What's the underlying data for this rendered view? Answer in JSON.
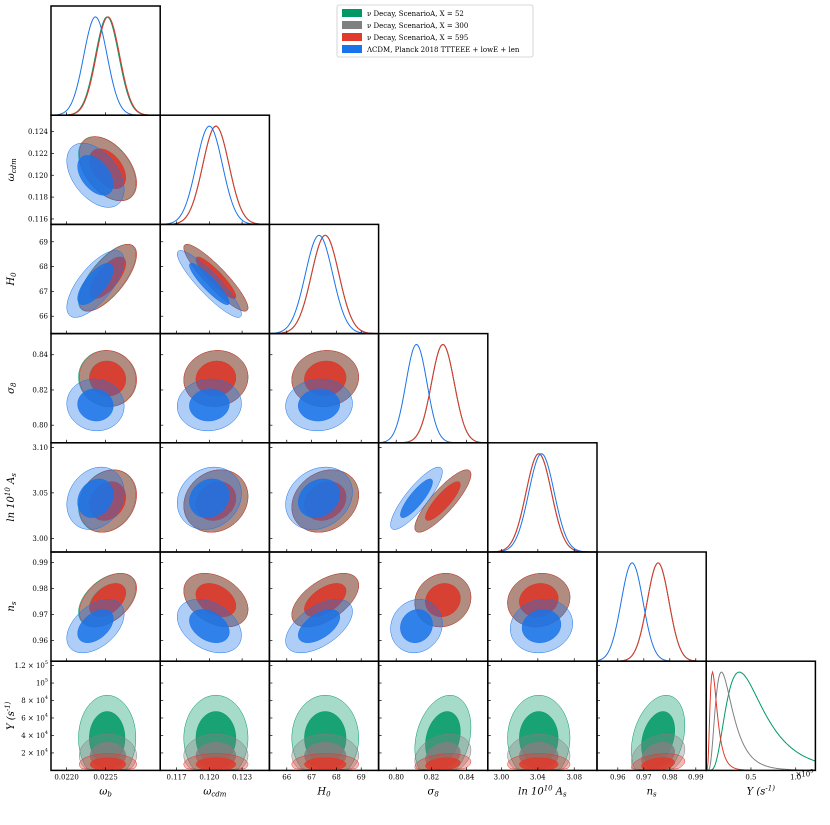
{
  "chart_data": {
    "type": "corner",
    "params": [
      {
        "id": "omega_b",
        "label": "ω_b",
        "range": [
          0.0218,
          0.0232
        ],
        "ticks": [
          {
            "v": 0.022,
            "t": "0.0220"
          },
          {
            "v": 0.0225,
            "t": "0.0225"
          }
        ]
      },
      {
        "id": "omega_cdm",
        "label": "ω_cdm",
        "range": [
          0.1155,
          0.1255
        ],
        "ticks": [
          {
            "v": 0.117,
            "t": "0.117"
          },
          {
            "v": 0.12,
            "t": "0.120"
          },
          {
            "v": 0.123,
            "t": "0.123"
          }
        ]
      },
      {
        "id": "H0",
        "label": "H_0",
        "range": [
          65.3,
          69.7
        ],
        "ticks": [
          {
            "v": 66,
            "t": "66"
          },
          {
            "v": 67,
            "t": "67"
          },
          {
            "v": 68,
            "t": "68"
          },
          {
            "v": 69,
            "t": "69"
          }
        ]
      },
      {
        "id": "sigma8",
        "label": "σ_8",
        "range": [
          0.79,
          0.852
        ],
        "ticks": [
          {
            "v": 0.8,
            "t": "0.80"
          },
          {
            "v": 0.82,
            "t": "0.82"
          },
          {
            "v": 0.84,
            "t": "0.84"
          }
        ]
      },
      {
        "id": "ln10As",
        "label": "ln 10^10 A_s",
        "range": [
          2.985,
          3.105
        ],
        "ticks": [
          {
            "v": 3.0,
            "t": "3.00"
          },
          {
            "v": 3.04,
            "t": "3.04"
          },
          {
            "v": 3.08,
            "t": "3.08"
          }
        ]
      },
      {
        "id": "ns",
        "label": "n_s",
        "range": [
          0.952,
          0.994
        ],
        "ticks": [
          {
            "v": 0.96,
            "t": "0.96"
          },
          {
            "v": 0.97,
            "t": "0.97"
          },
          {
            "v": 0.98,
            "t": "0.98"
          },
          {
            "v": 0.99,
            "t": "0.99"
          }
        ]
      },
      {
        "id": "Y",
        "label": "Y (s^-1)",
        "range": [
          0.0,
          1.22
        ],
        "ticks": [
          {
            "v": 0.5,
            "t": "0.5"
          },
          {
            "v": 1.0,
            "t": "1.0"
          }
        ]
      }
    ],
    "y_tick_overrides": {
      "omega_cdm": [
        {
          "v": 0.116,
          "t": "0.116"
        },
        {
          "v": 0.118,
          "t": "0.118"
        },
        {
          "v": 0.12,
          "t": "0.120"
        },
        {
          "v": 0.122,
          "t": "0.122"
        },
        {
          "v": 0.124,
          "t": "0.124"
        }
      ],
      "H0": [
        {
          "v": 66,
          "t": "66"
        },
        {
          "v": 67,
          "t": "67"
        },
        {
          "v": 68,
          "t": "68"
        },
        {
          "v": 69,
          "t": "69"
        }
      ],
      "sigma8": [
        {
          "v": 0.8,
          "t": "0.80"
        },
        {
          "v": 0.82,
          "t": "0.82"
        },
        {
          "v": 0.84,
          "t": "0.84"
        }
      ],
      "ln10As": [
        {
          "v": 3.0,
          "t": "3.00"
        },
        {
          "v": 3.05,
          "t": "3.05"
        },
        {
          "v": 3.1,
          "t": "3.10"
        }
      ],
      "ns": [
        {
          "v": 0.96,
          "t": "0.96"
        },
        {
          "v": 0.97,
          "t": "0.97"
        },
        {
          "v": 0.98,
          "t": "0.98"
        },
        {
          "v": 0.99,
          "t": "0.99"
        }
      ],
      "Y": [
        {
          "v": 0.2,
          "t": "2 × 10^4"
        },
        {
          "v": 0.4,
          "t": "4 × 10^4"
        },
        {
          "v": 0.6,
          "t": "6 × 10^4"
        },
        {
          "v": 0.8,
          "t": "8 × 10^4"
        },
        {
          "v": 1.0,
          "t": "10^5"
        },
        {
          "v": 1.2,
          "t": "1.2 × 10^5"
        }
      ]
    },
    "y_axis_Y_range": [
      0.0,
      1.25
    ],
    "x_axis_multiplier": "×10^5",
    "series": [
      {
        "name": "ν Decay, ScenarioA, X = 52",
        "color": "#009966",
        "mean": {
          "omega_b": 0.02252,
          "omega_cdm": 0.1206,
          "H0": 67.55,
          "sigma8": 0.8265,
          "ln10As": 3.041,
          "ns": 0.9755,
          "Y": 0.37
        },
        "sd": {
          "omega_b": 0.00015,
          "omega_cdm": 0.0012,
          "H0": 0.55,
          "sigma8": 0.0065,
          "ln10As": 0.014,
          "ns": 0.0042,
          "Y": 0.2
        }
      },
      {
        "name": "ν Decay, ScenarioA, X = 300",
        "color": "#808080",
        "mean": {
          "omega_b": 0.02253,
          "omega_cdm": 0.1206,
          "H0": 67.55,
          "sigma8": 0.8265,
          "ln10As": 3.041,
          "ns": 0.9755,
          "Y": 0.17
        },
        "sd": {
          "omega_b": 0.00015,
          "omega_cdm": 0.0012,
          "H0": 0.55,
          "sigma8": 0.0065,
          "ln10As": 0.014,
          "ns": 0.0042,
          "Y": 0.1
        }
      },
      {
        "name": "ν Decay, ScenarioA, X = 595",
        "color": "#e03a2c",
        "mean": {
          "omega_b": 0.02253,
          "omega_cdm": 0.1206,
          "H0": 67.55,
          "sigma8": 0.8265,
          "ln10As": 3.041,
          "ns": 0.9755,
          "Y": 0.07
        },
        "sd": {
          "omega_b": 0.00015,
          "omega_cdm": 0.0012,
          "H0": 0.55,
          "sigma8": 0.0065,
          "ln10As": 0.014,
          "ns": 0.0042,
          "Y": 0.05
        }
      },
      {
        "name": "ΛCDM, Planck 2018 TTTEEE + lowE + len",
        "color": "#1a73e8",
        "mean": {
          "omega_b": 0.02237,
          "omega_cdm": 0.12,
          "H0": 67.3,
          "sigma8": 0.8115,
          "ln10As": 3.044,
          "ns": 0.9655,
          "Y": null
        },
        "sd": {
          "omega_b": 0.00015,
          "omega_cdm": 0.0012,
          "H0": 0.55,
          "sigma8": 0.006,
          "ln10As": 0.014,
          "ns": 0.0042,
          "Y": null
        }
      }
    ],
    "correlations": {
      "omega_b|omega_cdm": -0.45,
      "omega_b|H0": 0.7,
      "omega_b|sigma8": -0.05,
      "omega_b|ln10As": 0.2,
      "omega_b|ns": 0.45,
      "omega_b|Y": 0.0,
      "omega_cdm|H0": -0.9,
      "omega_cdm|sigma8": 0.05,
      "omega_cdm|ln10As": 0.15,
      "omega_cdm|ns": -0.35,
      "omega_cdm|Y": 0.0,
      "H0|sigma8": 0.05,
      "H0|ln10As": 0.2,
      "H0|ns": 0.55,
      "H0|Y": 0.0,
      "sigma8|ln10As": 0.85,
      "sigma8|ns": 0.1,
      "sigma8|Y": 0.25,
      "ln10As|ns": 0.1,
      "ln10As|Y": 0.0,
      "ns|Y": 0.3
    },
    "legend": {
      "placement": "top-center"
    },
    "contour_levels": [
      "68%",
      "95%"
    ]
  }
}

___

# TASK TO COMPLETE:
Reproduce all of the entries word for word, skipping any pictures they hold.

# EXPECTED ANSWER:
What's the underlying data for this rendered view? Answer in JSON.
{
  "chart_data": {
    "type": "corner",
    "params": [
      {
        "id": "omega_b",
        "label": "ω_b",
        "range": [
          0.0218,
          0.0232
        ],
        "ticks": [
          {
            "v": 0.022,
            "t": "0.0220"
          },
          {
            "v": 0.0225,
            "t": "0.0225"
          }
        ]
      },
      {
        "id": "omega_cdm",
        "label": "ω_cdm",
        "range": [
          0.1155,
          0.1255
        ],
        "ticks": [
          {
            "v": 0.117,
            "t": "0.117"
          },
          {
            "v": 0.12,
            "t": "0.120"
          },
          {
            "v": 0.123,
            "t": "0.123"
          }
        ]
      },
      {
        "id": "H0",
        "label": "H_0",
        "range": [
          65.3,
          69.7
        ],
        "ticks": [
          {
            "v": 66,
            "t": "66"
          },
          {
            "v": 67,
            "t": "67"
          },
          {
            "v": 68,
            "t": "68"
          },
          {
            "v": 69,
            "t": "69"
          }
        ]
      },
      {
        "id": "sigma8",
        "label": "σ_8",
        "range": [
          0.79,
          0.852
        ],
        "ticks": [
          {
            "v": 0.8,
            "t": "0.80"
          },
          {
            "v": 0.82,
            "t": "0.82"
          },
          {
            "v": 0.84,
            "t": "0.84"
          }
        ]
      },
      {
        "id": "ln10As",
        "label": "ln 10^10 A_s",
        "range": [
          2.985,
          3.105
        ],
        "ticks": [
          {
            "v": 3.0,
            "t": "3.00"
          },
          {
            "v": 3.04,
            "t": "3.04"
          },
          {
            "v": 3.08,
            "t": "3.08"
          }
        ]
      },
      {
        "id": "ns",
        "label": "n_s",
        "range": [
          0.952,
          0.994
        ],
        "ticks": [
          {
            "v": 0.96,
            "t": "0.96"
          },
          {
            "v": 0.97,
            "t": "0.97"
          },
          {
            "v": 0.98,
            "t": "0.98"
          },
          {
            "v": 0.99,
            "t": "0.99"
          }
        ]
      },
      {
        "id": "Y",
        "label": "Y (s^-1)",
        "range": [
          0.0,
          1.22
        ],
        "ticks": [
          {
            "v": 0.5,
            "t": "0.5"
          },
          {
            "v": 1.0,
            "t": "1.0"
          }
        ]
      }
    ],
    "y_tick_overrides": {
      "omega_cdm": [
        {
          "v": 0.116,
          "t": "0.116"
        },
        {
          "v": 0.118,
          "t": "0.118"
        },
        {
          "v": 0.12,
          "t": "0.120"
        },
        {
          "v": 0.122,
          "t": "0.122"
        },
        {
          "v": 0.124,
          "t": "0.124"
        }
      ],
      "H0": [
        {
          "v": 66,
          "t": "66"
        },
        {
          "v": 67,
          "t": "67"
        },
        {
          "v": 68,
          "t": "68"
        },
        {
          "v": 69,
          "t": "69"
        }
      ],
      "sigma8": [
        {
          "v": 0.8,
          "t": "0.80"
        },
        {
          "v": 0.82,
          "t": "0.82"
        },
        {
          "v": 0.84,
          "t": "0.84"
        }
      ],
      "ln10As": [
        {
          "v": 3.0,
          "t": "3.00"
        },
        {
          "v": 3.05,
          "t": "3.05"
        },
        {
          "v": 3.1,
          "t": "3.10"
        }
      ],
      "ns": [
        {
          "v": 0.96,
          "t": "0.96"
        },
        {
          "v": 0.97,
          "t": "0.97"
        },
        {
          "v": 0.98,
          "t": "0.98"
        },
        {
          "v": 0.99,
          "t": "0.99"
        }
      ],
      "Y": [
        {
          "v": 0.2,
          "t": "2 × 10^4"
        },
        {
          "v": 0.4,
          "t": "4 × 10^4"
        },
        {
          "v": 0.6,
          "t": "6 × 10^4"
        },
        {
          "v": 0.8,
          "t": "8 × 10^4"
        },
        {
          "v": 1.0,
          "t": "10^5"
        },
        {
          "v": 1.2,
          "t": "1.2 × 10^5"
        }
      ]
    },
    "y_axis_Y_range": [
      0.0,
      1.25
    ],
    "x_axis_multiplier": "×10^5",
    "series": [
      {
        "name": "ν Decay, ScenarioA, X = 52",
        "color": "#009966",
        "mean": {
          "omega_b": 0.02252,
          "omega_cdm": 0.1206,
          "H0": 67.55,
          "sigma8": 0.8265,
          "ln10As": 3.041,
          "ns": 0.9755,
          "Y": 0.37
        },
        "sd": {
          "omega_b": 0.00015,
          "omega_cdm": 0.0012,
          "H0": 0.55,
          "sigma8": 0.0065,
          "ln10As": 0.014,
          "ns": 0.0042,
          "Y": 0.2
        }
      },
      {
        "name": "ν Decay, ScenarioA, X = 300",
        "color": "#808080",
        "mean": {
          "omega_b": 0.02253,
          "omega_cdm": 0.1206,
          "H0": 67.55,
          "sigma8": 0.8265,
          "ln10As": 3.041,
          "ns": 0.9755,
          "Y": 0.17
        },
        "sd": {
          "omega_b": 0.00015,
          "omega_cdm": 0.0012,
          "H0": 0.55,
          "sigma8": 0.0065,
          "ln10As": 0.014,
          "ns": 0.0042,
          "Y": 0.1
        }
      },
      {
        "name": "ν Decay, ScenarioA, X = 595",
        "color": "#e03a2c",
        "mean": {
          "omega_b": 0.02253,
          "omega_cdm": 0.1206,
          "H0": 67.55,
          "sigma8": 0.8265,
          "ln10As": 3.041,
          "ns": 0.9755,
          "Y": 0.07
        },
        "sd": {
          "omega_b": 0.00015,
          "omega_cdm": 0.0012,
          "H0": 0.55,
          "sigma8": 0.0065,
          "ln10As": 0.014,
          "ns": 0.0042,
          "Y": 0.05
        }
      },
      {
        "name": "ΛCDM, Planck 2018 TTTEEE + lowE + len",
        "color": "#1a73e8",
        "mean": {
          "omega_b": 0.02237,
          "omega_cdm": 0.12,
          "H0": 67.3,
          "sigma8": 0.8115,
          "ln10As": 3.044,
          "ns": 0.9655,
          "Y": null
        },
        "sd": {
          "omega_b": 0.00015,
          "omega_cdm": 0.0012,
          "H0": 0.55,
          "sigma8": 0.006,
          "ln10As": 0.014,
          "ns": 0.0042,
          "Y": null
        }
      }
    ],
    "correlations": {
      "omega_b|omega_cdm": -0.45,
      "omega_b|H0": 0.7,
      "omega_b|sigma8": -0.05,
      "omega_b|ln10As": 0.2,
      "omega_b|ns": 0.45,
      "omega_b|Y": 0.0,
      "omega_cdm|H0": -0.9,
      "omega_cdm|sigma8": 0.05,
      "omega_cdm|ln10As": 0.15,
      "omega_cdm|ns": -0.35,
      "omega_cdm|Y": 0.0,
      "H0|sigma8": 0.05,
      "H0|ln10As": 0.2,
      "H0|ns": 0.55,
      "H0|Y": 0.0,
      "sigma8|ln10As": 0.85,
      "sigma8|ns": 0.1,
      "sigma8|Y": 0.25,
      "ln10As|ns": 0.1,
      "ln10As|Y": 0.0,
      "ns|Y": 0.3
    },
    "legend": {
      "placement": "top-center"
    },
    "contour_levels": [
      "68%",
      "95%"
    ]
  }
}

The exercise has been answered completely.